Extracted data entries

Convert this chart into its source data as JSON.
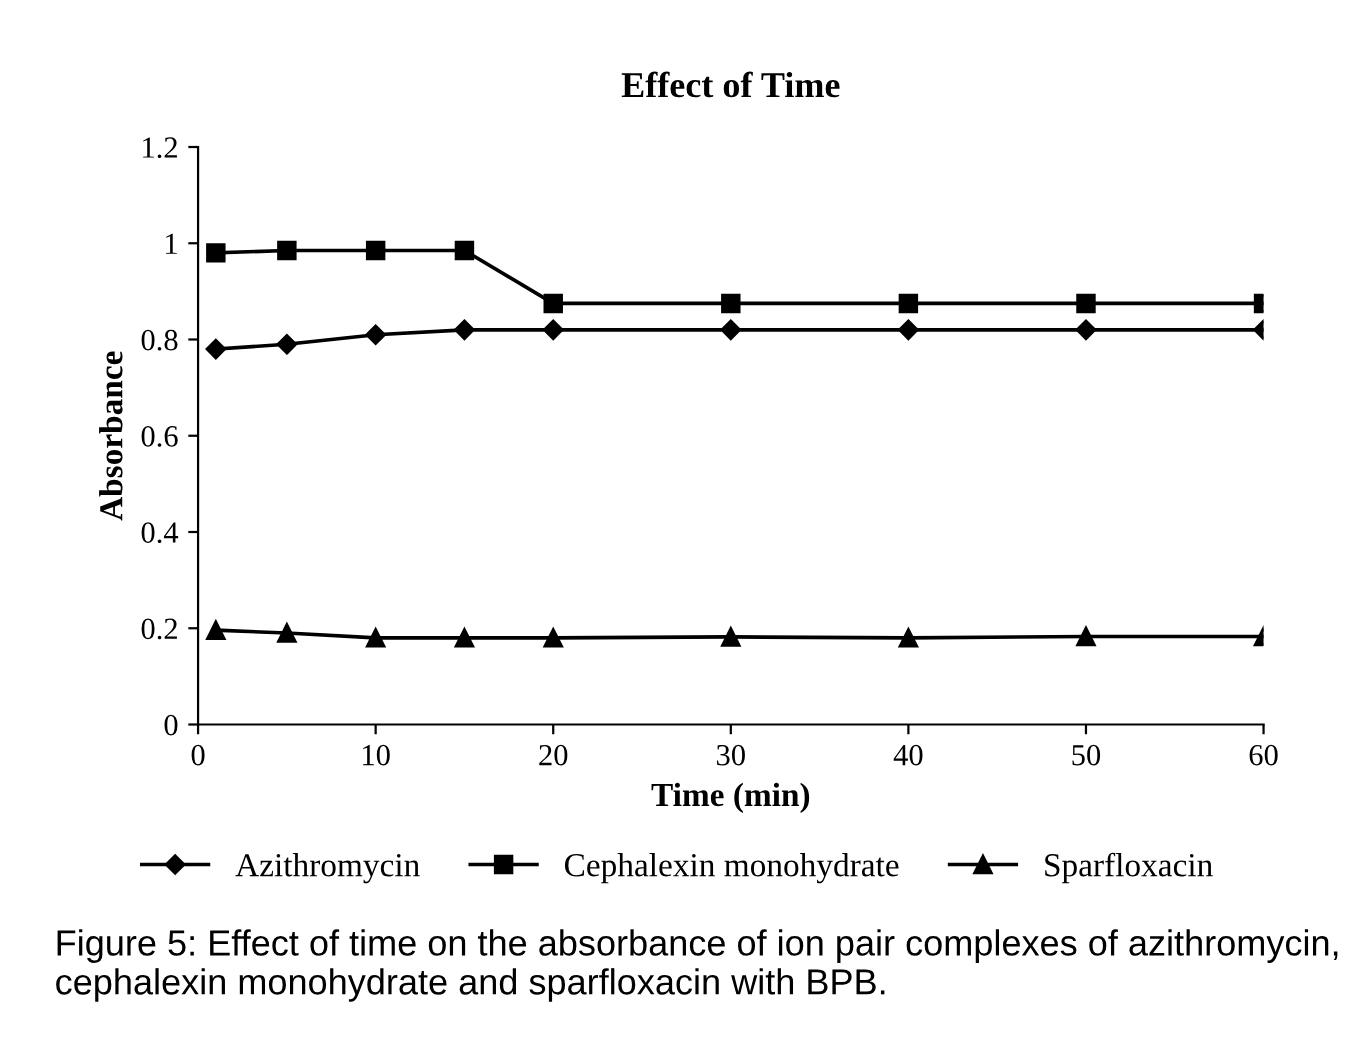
{
  "chart_data": {
    "type": "line",
    "title": "Effect of Time",
    "xlabel": "Time (min)",
    "ylabel": "Absorbance",
    "x": [
      1,
      5,
      10,
      15,
      20,
      30,
      40,
      50,
      60
    ],
    "series": [
      {
        "name": "Azithromycin",
        "color": "#000000",
        "marker": "diamond",
        "values": [
          0.78,
          0.79,
          0.81,
          0.82,
          0.82,
          0.82,
          0.82,
          0.82,
          0.82
        ]
      },
      {
        "name": "Cephalexin monohydrate",
        "color": "#000000",
        "marker": "square",
        "values": [
          0.98,
          0.985,
          0.985,
          0.985,
          0.875,
          0.875,
          0.875,
          0.875,
          0.875
        ]
      },
      {
        "name": "Sparfloxacin",
        "color": "#000000",
        "marker": "triangle",
        "values": [
          0.196,
          0.19,
          0.18,
          0.18,
          0.18,
          0.182,
          0.18,
          0.183,
          0.183
        ]
      }
    ],
    "xlim": [
      0,
      60
    ],
    "xticks": [
      0,
      10,
      20,
      30,
      40,
      50,
      60
    ],
    "ylim": [
      0,
      1.2
    ],
    "yticks": [
      0,
      0.2,
      0.4,
      0.6,
      0.8,
      1,
      1.2
    ],
    "grid": false,
    "legend": "bottom",
    "annotations": [
      "Figure 5: Effect of time on the absorbance of ion pair complexes of azithromycin, cephalexin monohydrate and sparfloxacin with BPB."
    ]
  }
}
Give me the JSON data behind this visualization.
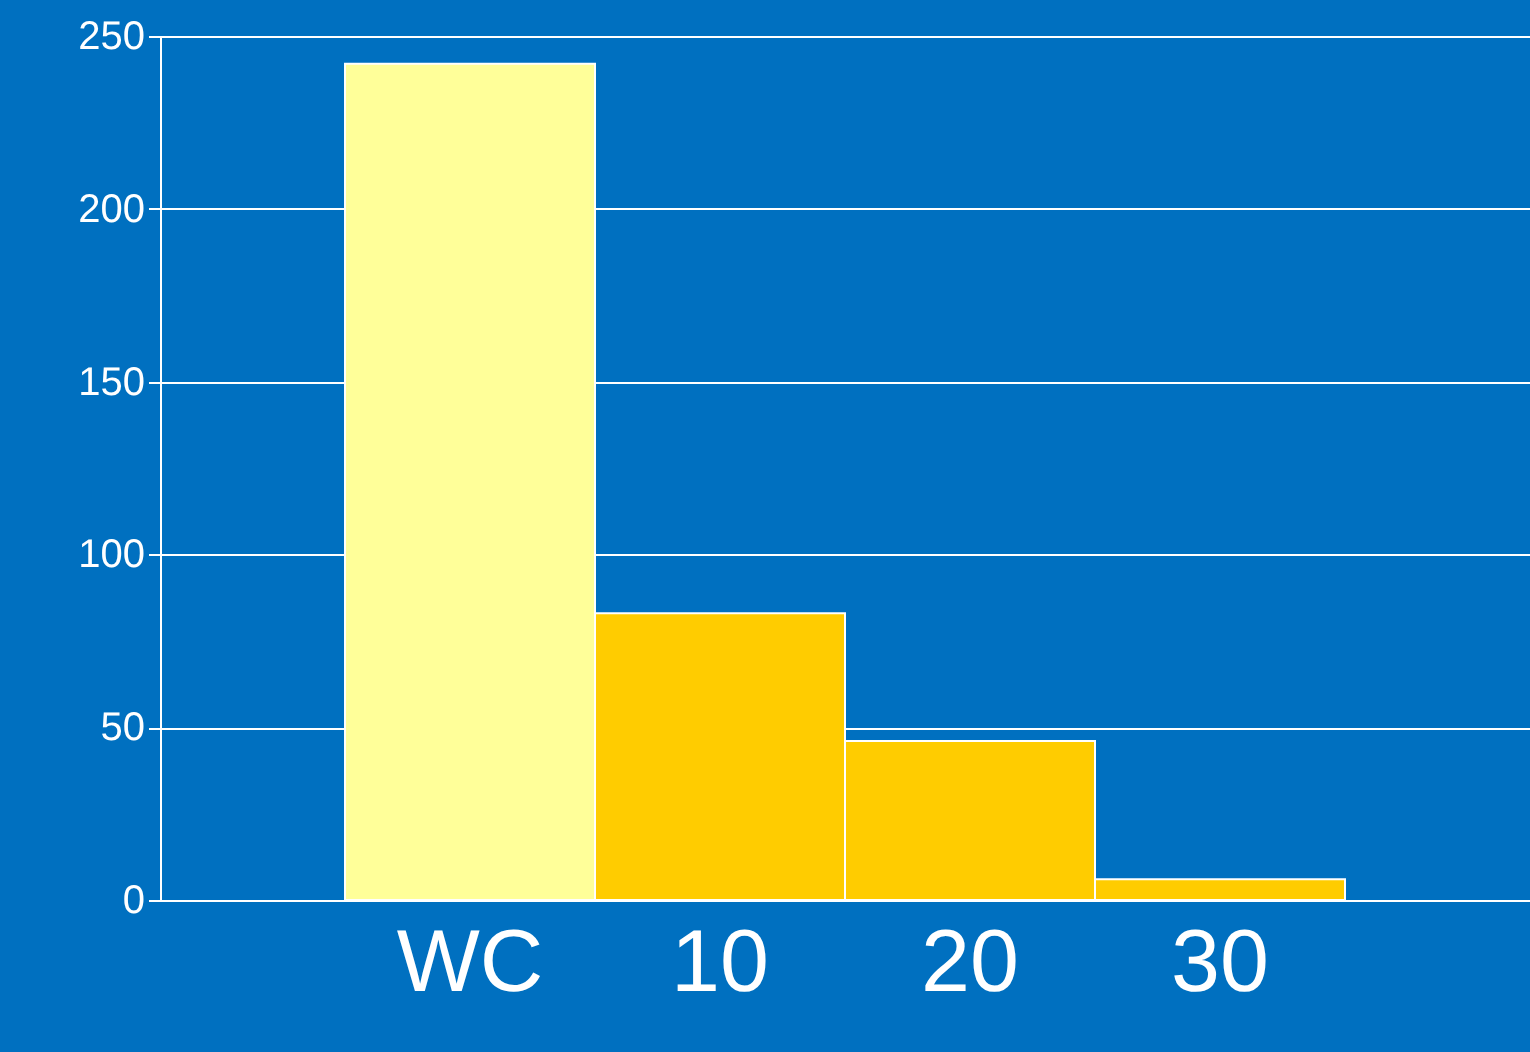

- **Exercise goal**:
Reply with only the number of lines in the entries that contain the word "name".

- **Result**:
3